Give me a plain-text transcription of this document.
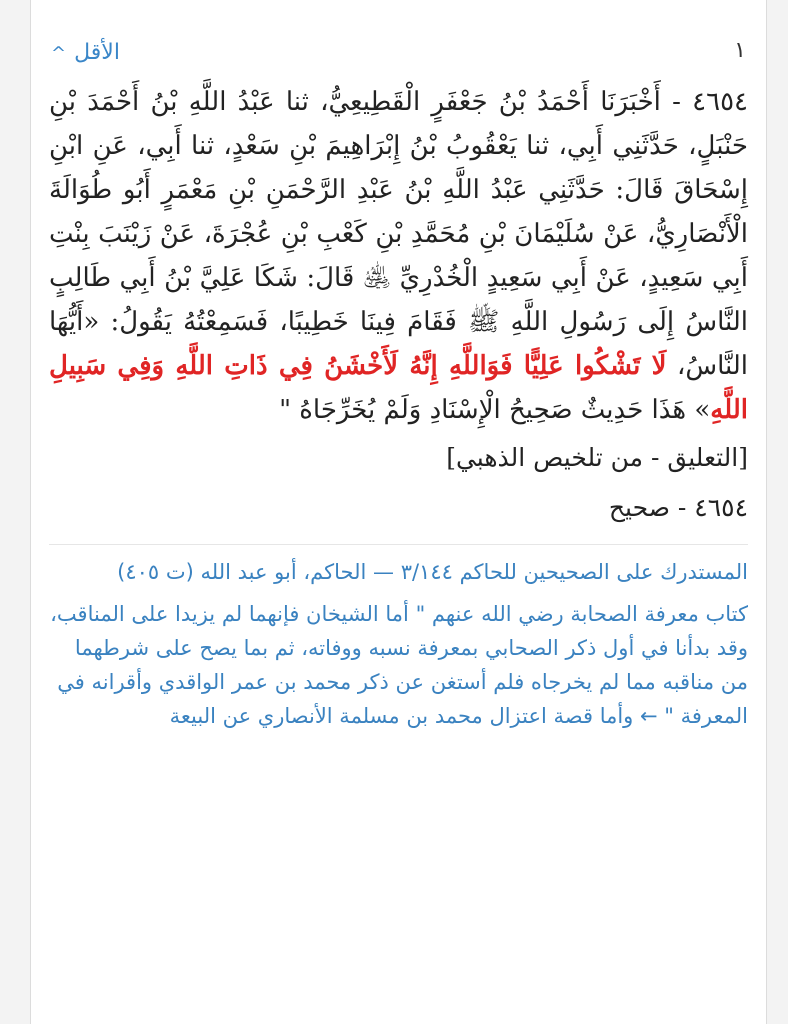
١
الأقل^
٤٦٥٤ - أَخْبَرَنَا أَحْمَدُ بْنُ جَعْفَرٍ الْقَطِيعِيُّ، ثنا عَبْدُ اللَّهِ بْنُ أَحْمَدَ بْنِ حَنْبَلٍ، حَدَّثَنِي أَبِي، ثنا يَعْقُوبُ بْنُ إِبْرَاهِيمَ بْنِ سَعْدٍ، ثنا أَبِي، عَنِ ابْنِ إِسْحَاقَ قَالَ: حَدَّثَنِي عَبْدُ اللَّهِ بْنُ عَبْدِ الرَّحْمَنِ بْنِ مَعْمَرٍ أَبُو طُوَالَةَ الْأَنْصَارِيُّ، عَنْ سُلَيْمَانَ بْنِ مُحَمَّدِ بْنِ كَعْبِ بْنِ عُجْرَةَ، عَنْ زَيْنَبَ بِنْتِ أَبِي سَعِيدٍ، عَنْ أَبِي سَعِيدٍ الْخُدْرِيِّ ﵁ قَالَ: شَكَا عَلِيَّ بْنُ أَبِي طَالِبٍ النَّاسُ إِلَى رَسُولِ اللَّهِ ﷺ فَقَامَ فِينَا خَطِيبًا، فَسَمِعْتُهُ يَقُولُ: «أَيُّهَا النَّاسُ، لَا تَشْكُوا عَلِيًّا فَوَاللَّهِ إِنَّهُ لَأَخْشَنُ فِي ذَاتِ اللَّهِ وَفِي سَبِيلِ اللَّهِ» هَذَا حَدِيثٌ صَحِيحُ الْإِسْنَادِ وَلَمْ يُخَرِّجَاهُ "
[التعليق - من تلخيص الذهبي]
٤٦٥٤ - صحيح
المستدرك على الصحيحين للحاكم ٣/١٤٤ — الحاكم، أبو عبد الله (ت ٤٠٥)
كتاب معرفة الصحابة رضي الله عنهم " أما الشيخان فإنهما لم يزيدا على المناقب، وقد بدأنا في أول ذكر الصحابي بمعرفة نسبه ووفاته، ثم بما يصح على شرطهما من مناقبه مما لم يخرجاه فلم أستغن عن ذكر محمد بن عمر الواقدي وأقرانه في المعرفة " ← وأما قصة اعتزال محمد بن مسلمة الأنصاري عن البيعة
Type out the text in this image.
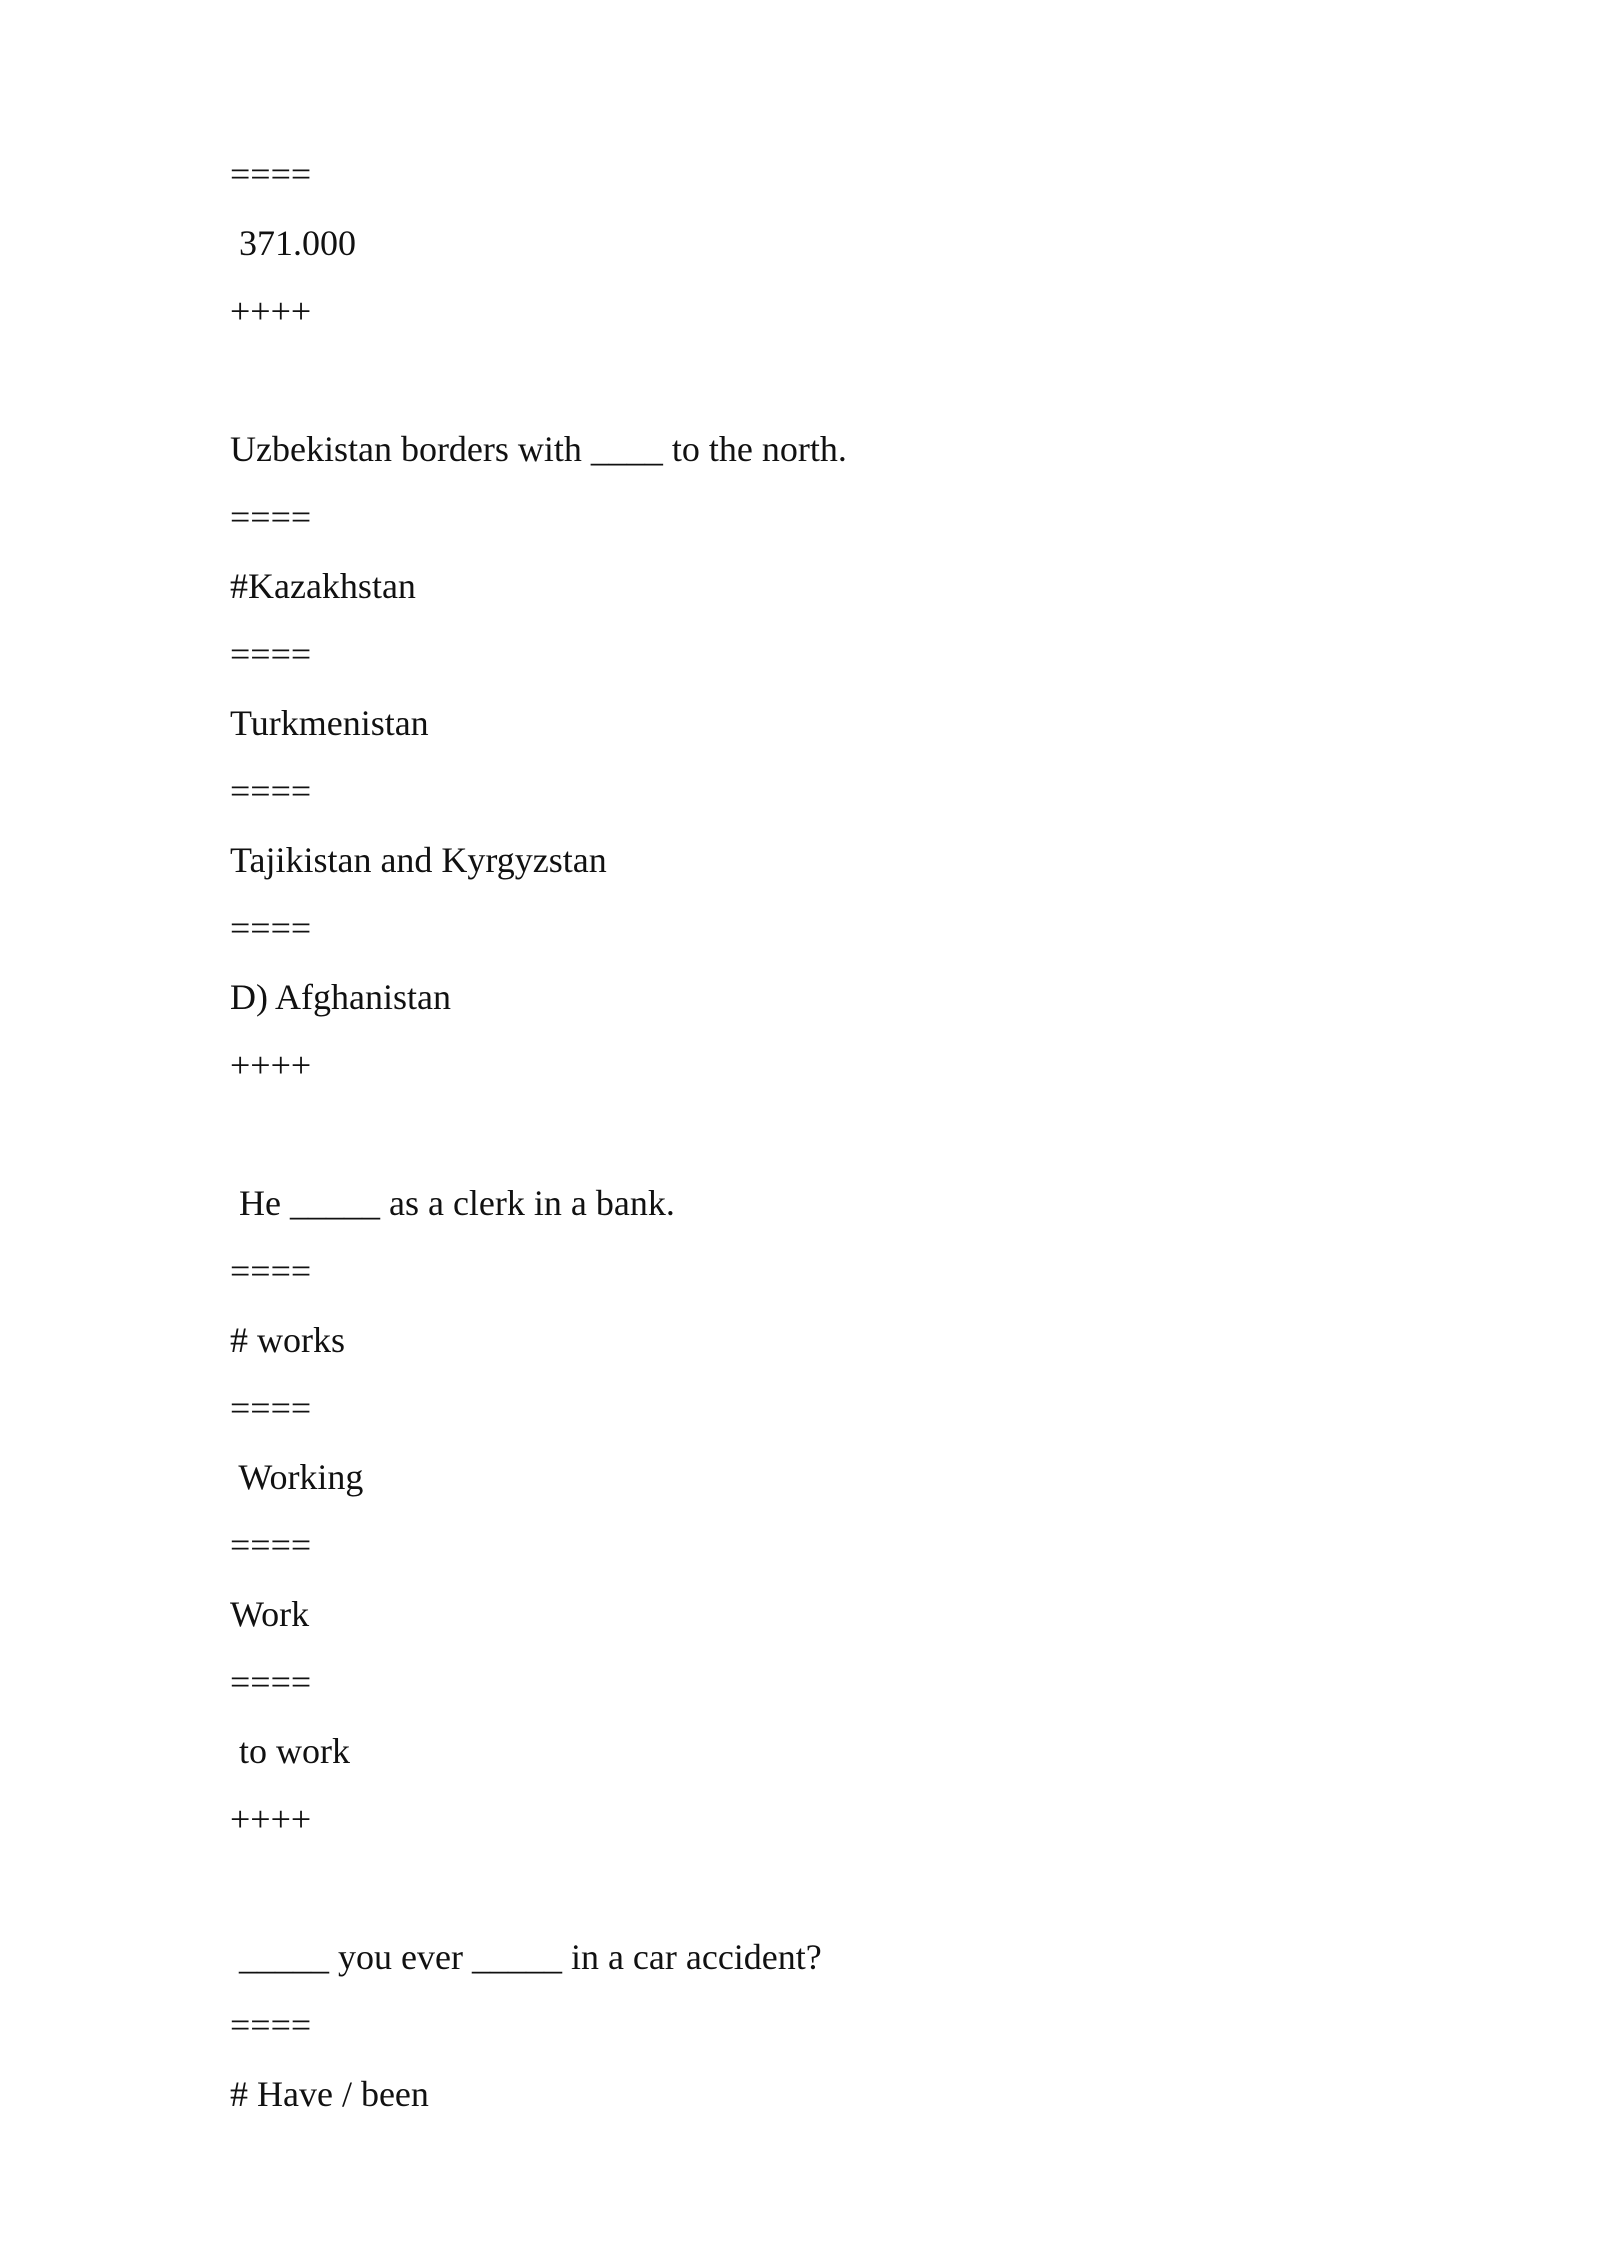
====
371.000
++++
Uzbekistan borders with ____ to the north.
====
#Kazakhstan
====
Turkmenistan
====
Tajikistan and Kyrgyzstan
====
D) Afghanistan
++++
He _____ as a clerk in a bank.
====
# works
====
Working
====
Work
====
to work
++++
_____ you ever _____ in a car accident?
====
# Have / been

══════════

- **Work to do**: Identify and extract each line of the listing that contains "text".

- **Answer to the problem**:
Give me a plain-text transcription of this document.
Type out the text in this image.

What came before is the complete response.